TASK DESCRIPTION — Leave out the pictures and copy everything else below exactly.
***** RECORDS SUPPLIED *****
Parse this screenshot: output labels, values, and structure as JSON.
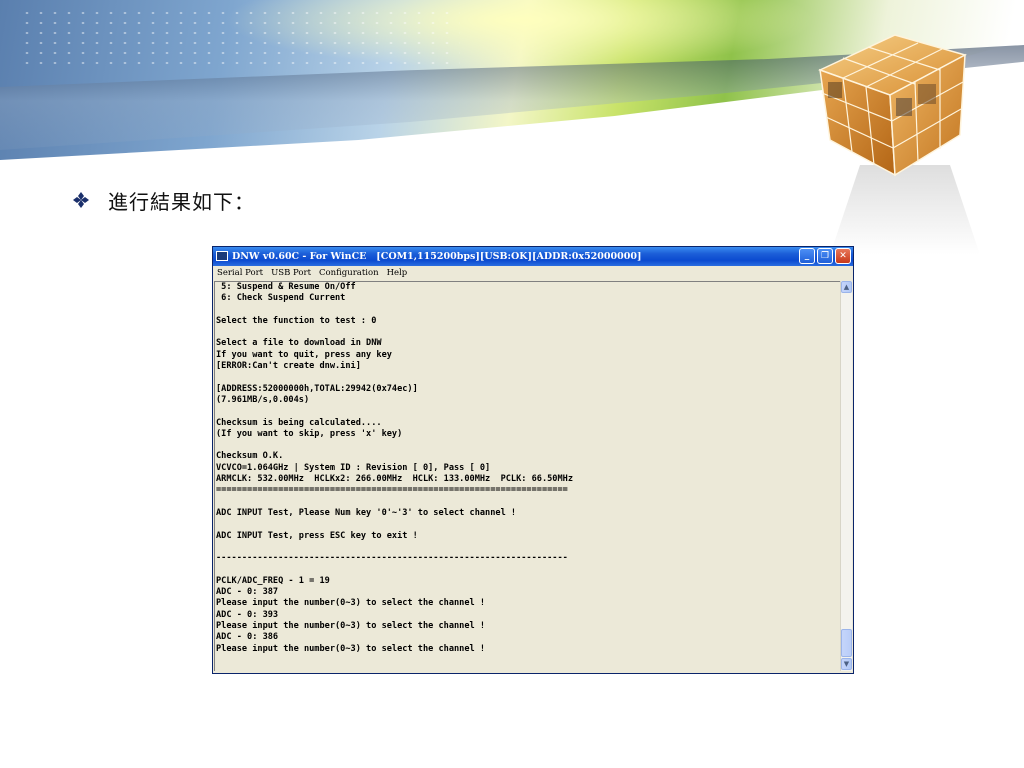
{
  "slide": {
    "bullet_text": "進行結果如下："
  },
  "window": {
    "title": "DNW v0.60C - For WinCE   [COM1,115200bps][USB:OK][ADDR:0x52000000]",
    "controls": {
      "minimize": "_",
      "restore": "❐",
      "close": "✕"
    },
    "menu": [
      "Serial Port",
      "USB Port",
      "Configuration",
      "Help"
    ]
  },
  "console": {
    "lines": [
      " 5: Suspend & Resume On/Off",
      " 6: Check Suspend Current",
      "",
      "Select the function to test : 0",
      "",
      "Select a file to download in DNW",
      "If you want to quit, press any key",
      "[ERROR:Can't create dnw.ini]",
      "",
      "[ADDRESS:52000000h,TOTAL:29942(0x74ec)]",
      "(7.961MB/s,0.004s)",
      "",
      "Checksum is being calculated....",
      "(If you want to skip, press 'x' key)",
      "",
      "Checksum O.K.",
      "VCVCO=1.064GHz | System ID : Revision [ 0], Pass [ 0]",
      "ARMCLK: 532.00MHz  HCLKx2: 266.00MHz  HCLK: 133.00MHz  PCLK: 66.50MHz",
      "====================================================================",
      "",
      "ADC INPUT Test, Please Num key '0'~'3' to select channel !",
      "",
      "ADC INPUT Test, press ESC key to exit !",
      "",
      "--------------------------------------------------------------------",
      "",
      "PCLK/ADC_FREQ - 1 = 19",
      "ADC - 0: 387",
      "Please input the number(0~3) to select the channel !",
      "ADC - 0: 393",
      "Please input the number(0~3) to select the channel !",
      "ADC - 0: 386",
      "Please input the number(0~3) to select the channel !"
    ]
  },
  "icons": {
    "bullet": "diamond-bullet-icon",
    "logo": "cube-logo-icon",
    "app": "dnw-app-icon"
  },
  "colors": {
    "titlebar": "#0b4ad0",
    "console_bg": "#ece9d8",
    "close_button": "#c8391a"
  }
}
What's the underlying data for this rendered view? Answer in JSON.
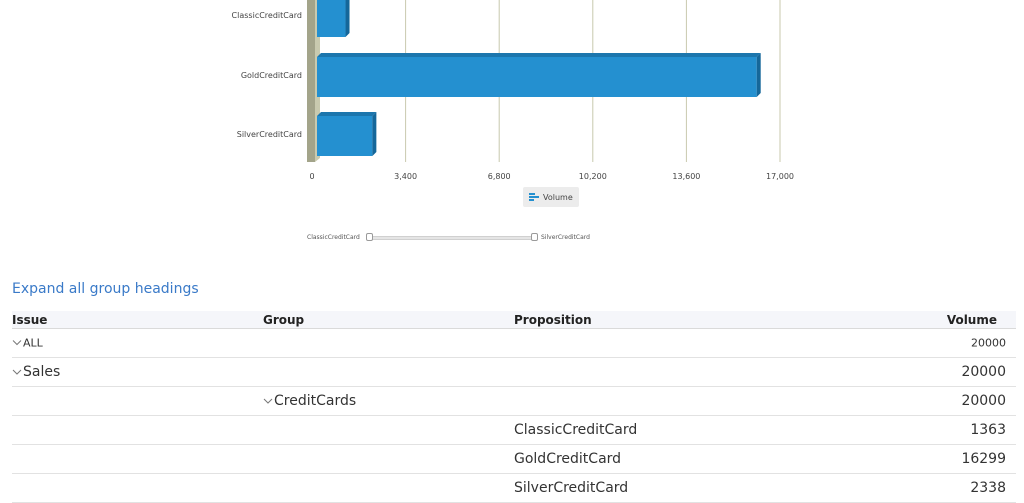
{
  "chart_data": {
    "type": "bar",
    "orientation": "horizontal",
    "categories": [
      "ClassicCreditCard",
      "GoldCreditCard",
      "SilverCreditCard"
    ],
    "values": [
      1363,
      16299,
      2338
    ],
    "xlim": [
      0,
      17000
    ],
    "xticks": [
      "0",
      "3,400",
      "6,800",
      "10,200",
      "13,600",
      "17,000"
    ],
    "legend": "Volume",
    "legend_position": "bottom",
    "bar_color": "#2490d0",
    "grid": true
  },
  "slider": {
    "left_label": "ClassicCreditCard",
    "right_label": "SilverCreditCard"
  },
  "expand_link": "Expand all group headings",
  "grid": {
    "headers": {
      "issue": "Issue",
      "group": "Group",
      "proposition": "Proposition",
      "volume": "Volume"
    },
    "rows": [
      {
        "issue": "ALL",
        "volume": "20000"
      },
      {
        "issue": "Sales",
        "volume": "20000"
      },
      {
        "group": "CreditCards",
        "volume": "20000"
      },
      {
        "proposition": "ClassicCreditCard",
        "volume": "1363"
      },
      {
        "proposition": "GoldCreditCard",
        "volume": "16299"
      },
      {
        "proposition": "SilverCreditCard",
        "volume": "2338"
      }
    ]
  }
}
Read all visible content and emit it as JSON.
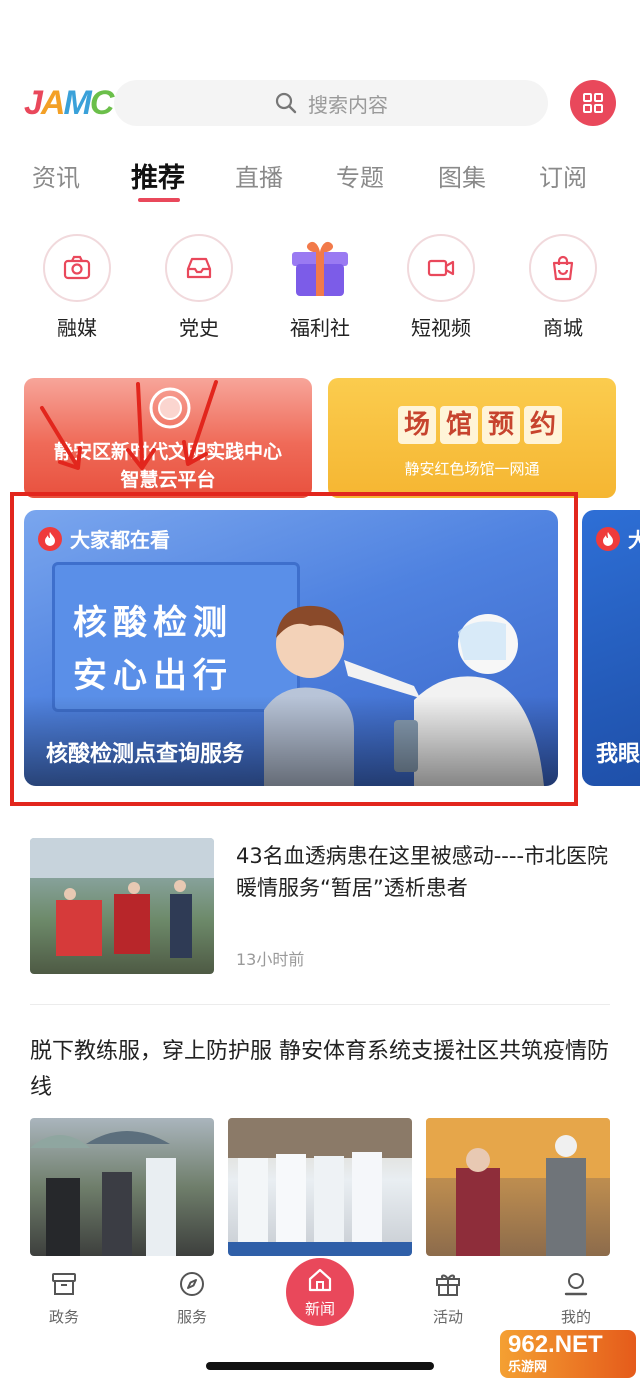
{
  "header": {
    "logo_text": "JAMC",
    "search_placeholder": "搜索内容"
  },
  "tabs": [
    {
      "label": "资讯",
      "active": false
    },
    {
      "label": "推荐",
      "active": true
    },
    {
      "label": "直播",
      "active": false
    },
    {
      "label": "专题",
      "active": false
    },
    {
      "label": "图集",
      "active": false
    },
    {
      "label": "订阅",
      "active": false
    }
  ],
  "quick_links": [
    {
      "label": "融媒",
      "icon": "camera-icon"
    },
    {
      "label": "党史",
      "icon": "inbox-icon"
    },
    {
      "label": "福利社",
      "icon": "gift-icon"
    },
    {
      "label": "短视频",
      "icon": "video-camera-icon"
    },
    {
      "label": "商城",
      "icon": "shopping-bag-icon"
    }
  ],
  "promos": {
    "left_line1": "静安区新时代文明实践中心",
    "left_line2": "智慧云平台",
    "right_title": [
      "场",
      "馆",
      "预",
      "约"
    ],
    "right_sub": "静安红色场馆一网通"
  },
  "carousel": {
    "badge": "大家都在看",
    "sign_line1": "核酸检测",
    "sign_line2": "安心出行",
    "caption": "核酸检测点查询服务",
    "next_badge": "大",
    "next_caption": "我眼"
  },
  "news": [
    {
      "title": "43名血透病患在这里被感动----市北医院暖情服务“暂居”透析患者",
      "time": "13小时前"
    },
    {
      "title": "脱下教练服，穿上防护服 静安体育系统支援社区共筑疫情防线"
    }
  ],
  "bottom_nav": [
    {
      "label": "政务",
      "icon": "archive-icon"
    },
    {
      "label": "服务",
      "icon": "compass-icon"
    },
    {
      "label": "新闻",
      "icon": "home-icon",
      "active": true
    },
    {
      "label": "活动",
      "icon": "gift-icon"
    },
    {
      "label": "我的",
      "icon": "user-icon"
    }
  ],
  "watermark": {
    "line1": "962.NET",
    "line2": "乐游网"
  },
  "colors": {
    "accent": "#e9485b",
    "highlight_box": "#e2261d"
  }
}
*****
EXERCISE ANSWER —
Parse this screenshot: output labels, values, and structure as JSON.
{
  "slide": {
    "bullet_text": "進行結果如下："
  },
  "window": {
    "title": "DNW v0.60C - For WinCE   [COM1,115200bps][USB:OK][ADDR:0x52000000]",
    "controls": {
      "minimize": "_",
      "restore": "❐",
      "close": "✕"
    },
    "menu": [
      "Serial Port",
      "USB Port",
      "Configuration",
      "Help"
    ]
  },
  "console": {
    "lines": [
      " 5: Suspend & Resume On/Off",
      " 6: Check Suspend Current",
      "",
      "Select the function to test : 0",
      "",
      "Select a file to download in DNW",
      "If you want to quit, press any key",
      "[ERROR:Can't create dnw.ini]",
      "",
      "[ADDRESS:52000000h,TOTAL:29942(0x74ec)]",
      "(7.961MB/s,0.004s)",
      "",
      "Checksum is being calculated....",
      "(If you want to skip, press 'x' key)",
      "",
      "Checksum O.K.",
      "VCVCO=1.064GHz | System ID : Revision [ 0], Pass [ 0]",
      "ARMCLK: 532.00MHz  HCLKx2: 266.00MHz  HCLK: 133.00MHz  PCLK: 66.50MHz",
      "====================================================================",
      "",
      "ADC INPUT Test, Please Num key '0'~'3' to select channel !",
      "",
      "ADC INPUT Test, press ESC key to exit !",
      "",
      "--------------------------------------------------------------------",
      "",
      "PCLK/ADC_FREQ - 1 = 19",
      "ADC - 0: 387",
      "Please input the number(0~3) to select the channel !",
      "ADC - 0: 393",
      "Please input the number(0~3) to select the channel !",
      "ADC - 0: 386",
      "Please input the number(0~3) to select the channel !"
    ]
  },
  "icons": {
    "bullet": "diamond-bullet-icon",
    "logo": "cube-logo-icon",
    "app": "dnw-app-icon"
  },
  "colors": {
    "titlebar": "#0b4ad0",
    "console_bg": "#ece9d8",
    "close_button": "#c8391a"
  }
}
What's the underlying data for this rendered view? Answer in JSON.
{
  "chart_data": {
    "type": "bar",
    "orientation": "horizontal",
    "categories": [
      "ClassicCreditCard",
      "GoldCreditCard",
      "SilverCreditCard"
    ],
    "values": [
      1363,
      16299,
      2338
    ],
    "xlim": [
      0,
      17000
    ],
    "xticks": [
      "0",
      "3,400",
      "6,800",
      "10,200",
      "13,600",
      "17,000"
    ],
    "legend": "Volume",
    "legend_position": "bottom",
    "bar_color": "#2490d0",
    "grid": true
  },
  "slider": {
    "left_label": "ClassicCreditCard",
    "right_label": "SilverCreditCard"
  },
  "expand_link": "Expand all group headings",
  "grid": {
    "headers": {
      "issue": "Issue",
      "group": "Group",
      "proposition": "Proposition",
      "volume": "Volume"
    },
    "rows": [
      {
        "issue": "ALL",
        "volume": "20000"
      },
      {
        "issue": "Sales",
        "volume": "20000"
      },
      {
        "group": "CreditCards",
        "volume": "20000"
      },
      {
        "proposition": "ClassicCreditCard",
        "volume": "1363"
      },
      {
        "proposition": "GoldCreditCard",
        "volume": "16299"
      },
      {
        "proposition": "SilverCreditCard",
        "volume": "2338"
      }
    ]
  }
}
Read all visible content and emit it as JSON.
{
  "header": {
    "logo_text": "JAMC",
    "search_placeholder": "搜索内容"
  },
  "tabs": [
    {
      "label": "资讯",
      "active": false
    },
    {
      "label": "推荐",
      "active": true
    },
    {
      "label": "直播",
      "active": false
    },
    {
      "label": "专题",
      "active": false
    },
    {
      "label": "图集",
      "active": false
    },
    {
      "label": "订阅",
      "active": false
    }
  ],
  "quick_links": [
    {
      "label": "融媒",
      "icon": "camera-icon"
    },
    {
      "label": "党史",
      "icon": "inbox-icon"
    },
    {
      "label": "福利社",
      "icon": "gift-icon"
    },
    {
      "label": "短视频",
      "icon": "video-camera-icon"
    },
    {
      "label": "商城",
      "icon": "shopping-bag-icon"
    }
  ],
  "promos": {
    "left_line1": "静安区新时代文明实践中心",
    "left_line2": "智慧云平台",
    "right_title": [
      "场",
      "馆",
      "预",
      "约"
    ],
    "right_sub": "静安红色场馆一网通"
  },
  "carousel": {
    "badge": "大家都在看",
    "sign_line1": "核酸检测",
    "sign_line2": "安心出行",
    "caption": "核酸检测点查询服务",
    "next_badge": "大",
    "next_caption": "我眼"
  },
  "news": [
    {
      "title": "43名血透病患在这里被感动----市北医院暖情服务“暂居”透析患者",
      "time": "13小时前"
    },
    {
      "title": "脱下教练服，穿上防护服 静安体育系统支援社区共筑疫情防线"
    }
  ],
  "bottom_nav": [
    {
      "label": "政务",
      "icon": "archive-icon"
    },
    {
      "label": "服务",
      "icon": "compass-icon"
    },
    {
      "label": "新闻",
      "icon": "home-icon",
      "active": true
    },
    {
      "label": "活动",
      "icon": "gift-icon"
    },
    {
      "label": "我的",
      "icon": "user-icon"
    }
  ],
  "watermark": {
    "line1": "962.NET",
    "line2": "乐游网"
  },
  "colors": {
    "accent": "#e9485b",
    "highlight_box": "#e2261d"
  }
}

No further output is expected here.